Data shown >>
┄┄┄┄┄┄┄┄┄┄

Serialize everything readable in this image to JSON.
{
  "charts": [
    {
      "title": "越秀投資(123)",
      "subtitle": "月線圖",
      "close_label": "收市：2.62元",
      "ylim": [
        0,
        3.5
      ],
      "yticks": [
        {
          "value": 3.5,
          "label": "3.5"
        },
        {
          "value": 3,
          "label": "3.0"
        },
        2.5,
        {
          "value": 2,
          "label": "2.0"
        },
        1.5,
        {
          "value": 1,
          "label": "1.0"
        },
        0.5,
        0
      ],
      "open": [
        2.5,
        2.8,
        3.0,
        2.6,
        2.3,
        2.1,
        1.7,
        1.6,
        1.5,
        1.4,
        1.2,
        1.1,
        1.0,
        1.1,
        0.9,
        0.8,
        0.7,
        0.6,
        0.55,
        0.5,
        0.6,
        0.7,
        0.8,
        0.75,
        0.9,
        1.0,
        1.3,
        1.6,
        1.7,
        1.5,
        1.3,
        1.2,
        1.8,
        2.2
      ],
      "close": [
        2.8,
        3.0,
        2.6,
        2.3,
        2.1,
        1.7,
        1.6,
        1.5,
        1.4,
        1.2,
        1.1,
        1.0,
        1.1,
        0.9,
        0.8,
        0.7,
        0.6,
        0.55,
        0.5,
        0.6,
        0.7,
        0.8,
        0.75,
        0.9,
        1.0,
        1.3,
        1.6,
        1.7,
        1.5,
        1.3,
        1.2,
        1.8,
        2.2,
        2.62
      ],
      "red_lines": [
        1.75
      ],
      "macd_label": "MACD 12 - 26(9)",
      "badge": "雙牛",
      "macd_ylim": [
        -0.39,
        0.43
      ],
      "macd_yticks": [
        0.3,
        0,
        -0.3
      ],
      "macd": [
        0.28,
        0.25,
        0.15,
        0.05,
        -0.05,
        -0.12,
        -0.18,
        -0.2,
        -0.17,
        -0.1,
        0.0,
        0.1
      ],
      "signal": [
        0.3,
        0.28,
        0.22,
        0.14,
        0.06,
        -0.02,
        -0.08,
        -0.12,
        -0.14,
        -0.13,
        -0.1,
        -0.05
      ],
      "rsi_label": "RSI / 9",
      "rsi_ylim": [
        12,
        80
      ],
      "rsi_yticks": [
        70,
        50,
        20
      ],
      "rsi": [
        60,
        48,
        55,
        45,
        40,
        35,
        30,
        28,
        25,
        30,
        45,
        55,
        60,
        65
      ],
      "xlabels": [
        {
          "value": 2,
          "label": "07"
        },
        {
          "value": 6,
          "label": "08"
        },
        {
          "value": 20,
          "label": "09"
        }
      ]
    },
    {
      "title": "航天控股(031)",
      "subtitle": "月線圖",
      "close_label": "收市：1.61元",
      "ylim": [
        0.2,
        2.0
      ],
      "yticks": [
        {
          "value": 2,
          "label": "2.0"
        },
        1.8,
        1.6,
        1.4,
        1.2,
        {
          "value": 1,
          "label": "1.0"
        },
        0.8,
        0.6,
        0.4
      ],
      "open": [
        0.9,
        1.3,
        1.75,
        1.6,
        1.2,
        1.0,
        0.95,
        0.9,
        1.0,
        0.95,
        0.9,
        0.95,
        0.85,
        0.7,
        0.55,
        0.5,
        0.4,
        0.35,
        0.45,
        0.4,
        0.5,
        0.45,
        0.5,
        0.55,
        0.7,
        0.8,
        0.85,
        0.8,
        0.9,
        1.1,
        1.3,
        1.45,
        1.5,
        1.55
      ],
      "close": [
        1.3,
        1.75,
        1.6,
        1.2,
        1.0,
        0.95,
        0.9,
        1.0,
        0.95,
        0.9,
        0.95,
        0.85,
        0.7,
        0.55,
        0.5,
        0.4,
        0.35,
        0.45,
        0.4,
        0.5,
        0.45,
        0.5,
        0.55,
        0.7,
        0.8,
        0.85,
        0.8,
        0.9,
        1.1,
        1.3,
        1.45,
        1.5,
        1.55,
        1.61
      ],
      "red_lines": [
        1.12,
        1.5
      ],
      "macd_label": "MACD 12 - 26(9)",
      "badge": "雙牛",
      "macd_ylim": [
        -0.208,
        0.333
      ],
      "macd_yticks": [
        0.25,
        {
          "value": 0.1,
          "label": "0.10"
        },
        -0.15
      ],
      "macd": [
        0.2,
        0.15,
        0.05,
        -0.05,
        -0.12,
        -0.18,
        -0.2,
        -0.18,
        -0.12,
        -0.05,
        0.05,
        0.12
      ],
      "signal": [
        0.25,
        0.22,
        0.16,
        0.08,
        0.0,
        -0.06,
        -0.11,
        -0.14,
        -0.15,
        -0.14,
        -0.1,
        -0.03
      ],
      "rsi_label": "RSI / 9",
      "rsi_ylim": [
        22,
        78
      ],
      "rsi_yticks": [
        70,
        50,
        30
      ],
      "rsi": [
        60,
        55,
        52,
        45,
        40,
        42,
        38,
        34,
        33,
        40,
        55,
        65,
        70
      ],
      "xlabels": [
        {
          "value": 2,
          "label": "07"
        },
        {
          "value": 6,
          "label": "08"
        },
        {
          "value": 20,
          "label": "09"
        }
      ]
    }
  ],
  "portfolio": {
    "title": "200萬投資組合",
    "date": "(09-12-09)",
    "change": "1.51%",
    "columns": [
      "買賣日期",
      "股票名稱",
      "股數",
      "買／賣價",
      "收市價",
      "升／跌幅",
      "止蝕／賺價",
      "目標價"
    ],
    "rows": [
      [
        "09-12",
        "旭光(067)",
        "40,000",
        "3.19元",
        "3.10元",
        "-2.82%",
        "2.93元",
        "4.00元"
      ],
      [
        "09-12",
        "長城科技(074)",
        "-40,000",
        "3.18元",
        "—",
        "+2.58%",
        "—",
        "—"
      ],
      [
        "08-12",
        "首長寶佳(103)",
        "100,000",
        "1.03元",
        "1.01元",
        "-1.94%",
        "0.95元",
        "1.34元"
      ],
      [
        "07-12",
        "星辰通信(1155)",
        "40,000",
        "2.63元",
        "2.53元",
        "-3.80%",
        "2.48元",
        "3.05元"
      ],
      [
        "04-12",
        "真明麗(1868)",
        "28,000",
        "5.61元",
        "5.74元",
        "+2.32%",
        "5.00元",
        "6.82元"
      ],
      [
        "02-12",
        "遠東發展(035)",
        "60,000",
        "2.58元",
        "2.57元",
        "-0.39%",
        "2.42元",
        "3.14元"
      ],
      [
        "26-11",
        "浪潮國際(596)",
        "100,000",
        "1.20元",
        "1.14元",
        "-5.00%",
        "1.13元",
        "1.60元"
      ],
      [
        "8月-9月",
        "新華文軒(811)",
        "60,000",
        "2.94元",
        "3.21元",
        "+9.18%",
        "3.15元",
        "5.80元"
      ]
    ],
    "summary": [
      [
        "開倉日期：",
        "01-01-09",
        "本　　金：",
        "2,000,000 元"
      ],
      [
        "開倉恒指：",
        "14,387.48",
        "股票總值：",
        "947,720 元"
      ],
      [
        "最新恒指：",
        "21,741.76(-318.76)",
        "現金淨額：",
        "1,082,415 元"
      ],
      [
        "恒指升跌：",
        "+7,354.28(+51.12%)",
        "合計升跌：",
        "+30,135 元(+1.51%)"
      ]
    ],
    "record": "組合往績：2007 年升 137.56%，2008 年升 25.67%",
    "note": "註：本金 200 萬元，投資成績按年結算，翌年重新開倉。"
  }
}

┄┄┄┄┄┄┄┄┄┄

The problem >>
Each of the records should be retyped exactly.

Output of the exercise >>
Serialize everything readable in this image to JSON.
{
  "charts": [
    {
      "title": "越秀投資(123)",
      "subtitle": "月線圖",
      "close_label": "收市：2.62元",
      "ylim": [
        0,
        3.5
      ],
      "yticks": [
        {
          "value": 3.5,
          "label": "3.5"
        },
        {
          "value": 3,
          "label": "3.0"
        },
        2.5,
        {
          "value": 2,
          "label": "2.0"
        },
        1.5,
        {
          "value": 1,
          "label": "1.0"
        },
        0.5,
        0
      ],
      "open": [
        2.5,
        2.8,
        3.0,
        2.6,
        2.3,
        2.1,
        1.7,
        1.6,
        1.5,
        1.4,
        1.2,
        1.1,
        1.0,
        1.1,
        0.9,
        0.8,
        0.7,
        0.6,
        0.55,
        0.5,
        0.6,
        0.7,
        0.8,
        0.75,
        0.9,
        1.0,
        1.3,
        1.6,
        1.7,
        1.5,
        1.3,
        1.2,
        1.8,
        2.2
      ],
      "close": [
        2.8,
        3.0,
        2.6,
        2.3,
        2.1,
        1.7,
        1.6,
        1.5,
        1.4,
        1.2,
        1.1,
        1.0,
        1.1,
        0.9,
        0.8,
        0.7,
        0.6,
        0.55,
        0.5,
        0.6,
        0.7,
        0.8,
        0.75,
        0.9,
        1.0,
        1.3,
        1.6,
        1.7,
        1.5,
        1.3,
        1.2,
        1.8,
        2.2,
        2.62
      ],
      "red_lines": [
        1.75
      ],
      "macd_label": "MACD 12 - 26(9)",
      "badge": "雙牛",
      "macd_ylim": [
        -0.39,
        0.43
      ],
      "macd_yticks": [
        0.3,
        0,
        -0.3
      ],
      "macd": [
        0.28,
        0.25,
        0.15,
        0.05,
        -0.05,
        -0.12,
        -0.18,
        -0.2,
        -0.17,
        -0.1,
        0.0,
        0.1
      ],
      "signal": [
        0.3,
        0.28,
        0.22,
        0.14,
        0.06,
        -0.02,
        -0.08,
        -0.12,
        -0.14,
        -0.13,
        -0.1,
        -0.05
      ],
      "rsi_label": "RSI / 9",
      "rsi_ylim": [
        12,
        80
      ],
      "rsi_yticks": [
        70,
        50,
        20
      ],
      "rsi": [
        60,
        48,
        55,
        45,
        40,
        35,
        30,
        28,
        25,
        30,
        45,
        55,
        60,
        65
      ],
      "xlabels": [
        {
          "value": 2,
          "label": "07"
        },
        {
          "value": 6,
          "label": "08"
        },
        {
          "value": 20,
          "label": "09"
        }
      ]
    },
    {
      "title": "航天控股(031)",
      "subtitle": "月線圖",
      "close_label": "收市：1.61元",
      "ylim": [
        0.2,
        2.0
      ],
      "yticks": [
        {
          "value": 2,
          "label": "2.0"
        },
        1.8,
        1.6,
        1.4,
        1.2,
        {
          "value": 1,
          "label": "1.0"
        },
        0.8,
        0.6,
        0.4
      ],
      "open": [
        0.9,
        1.3,
        1.75,
        1.6,
        1.2,
        1.0,
        0.95,
        0.9,
        1.0,
        0.95,
        0.9,
        0.95,
        0.85,
        0.7,
        0.55,
        0.5,
        0.4,
        0.35,
        0.45,
        0.4,
        0.5,
        0.45,
        0.5,
        0.55,
        0.7,
        0.8,
        0.85,
        0.8,
        0.9,
        1.1,
        1.3,
        1.45,
        1.5,
        1.55
      ],
      "close": [
        1.3,
        1.75,
        1.6,
        1.2,
        1.0,
        0.95,
        0.9,
        1.0,
        0.95,
        0.9,
        0.95,
        0.85,
        0.7,
        0.55,
        0.5,
        0.4,
        0.35,
        0.45,
        0.4,
        0.5,
        0.45,
        0.5,
        0.55,
        0.7,
        0.8,
        0.85,
        0.8,
        0.9,
        1.1,
        1.3,
        1.45,
        1.5,
        1.55,
        1.61
      ],
      "red_lines": [
        1.12,
        1.5
      ],
      "macd_label": "MACD 12 - 26(9)",
      "badge": "雙牛",
      "macd_ylim": [
        -0.208,
        0.333
      ],
      "macd_yticks": [
        0.25,
        {
          "value": 0.1,
          "label": "0.10"
        },
        -0.15
      ],
      "macd": [
        0.2,
        0.15,
        0.05,
        -0.05,
        -0.12,
        -0.18,
        -0.2,
        -0.18,
        -0.12,
        -0.05,
        0.05,
        0.12
      ],
      "signal": [
        0.25,
        0.22,
        0.16,
        0.08,
        0.0,
        -0.06,
        -0.11,
        -0.14,
        -0.15,
        -0.14,
        -0.1,
        -0.03
      ],
      "rsi_label": "RSI / 9",
      "rsi_ylim": [
        22,
        78
      ],
      "rsi_yticks": [
        70,
        50,
        30
      ],
      "rsi": [
        60,
        55,
        52,
        45,
        40,
        42,
        38,
        34,
        33,
        40,
        55,
        65,
        70
      ],
      "xlabels": [
        {
          "value": 2,
          "label": "07"
        },
        {
          "value": 6,
          "label": "08"
        },
        {
          "value": 20,
          "label": "09"
        }
      ]
    }
  ],
  "portfolio": {
    "title": "200萬投資組合",
    "date": "(09-12-09)",
    "change": "1.51%",
    "columns": [
      "買賣日期",
      "股票名稱",
      "股數",
      "買／賣價",
      "收市價",
      "升／跌幅",
      "止蝕／賺價",
      "目標價"
    ],
    "rows": [
      [
        "09-12",
        "旭光(067)",
        "40,000",
        "3.19元",
        "3.10元",
        "-2.82%",
        "2.93元",
        "4.00元"
      ],
      [
        "09-12",
        "長城科技(074)",
        "-40,000",
        "3.18元",
        "—",
        "+2.58%",
        "—",
        "—"
      ],
      [
        "08-12",
        "首長寶佳(103)",
        "100,000",
        "1.03元",
        "1.01元",
        "-1.94%",
        "0.95元",
        "1.34元"
      ],
      [
        "07-12",
        "星辰通信(1155)",
        "40,000",
        "2.63元",
        "2.53元",
        "-3.80%",
        "2.48元",
        "3.05元"
      ],
      [
        "04-12",
        "真明麗(1868)",
        "28,000",
        "5.61元",
        "5.74元",
        "+2.32%",
        "5.00元",
        "6.82元"
      ],
      [
        "02-12",
        "遠東發展(035)",
        "60,000",
        "2.58元",
        "2.57元",
        "-0.39%",
        "2.42元",
        "3.14元"
      ],
      [
        "26-11",
        "浪潮國際(596)",
        "100,000",
        "1.20元",
        "1.14元",
        "-5.00%",
        "1.13元",
        "1.60元"
      ],
      [
        "8月-9月",
        "新華文軒(811)",
        "60,000",
        "2.94元",
        "3.21元",
        "+9.18%",
        "3.15元",
        "5.80元"
      ]
    ],
    "summary": [
      [
        "開倉日期：",
        "01-01-09",
        "本　　金：",
        "2,000,000 元"
      ],
      [
        "開倉恒指：",
        "14,387.48",
        "股票總值：",
        "947,720 元"
      ],
      [
        "最新恒指：",
        "21,741.76(-318.76)",
        "現金淨額：",
        "1,082,415 元"
      ],
      [
        "恒指升跌：",
        "+7,354.28(+51.12%)",
        "合計升跌：",
        "+30,135 元(+1.51%)"
      ]
    ],
    "record": "組合往績：2007 年升 137.56%，2008 年升 25.67%",
    "note": "註：本金 200 萬元，投資成績按年結算，翌年重新開倉。"
  }
}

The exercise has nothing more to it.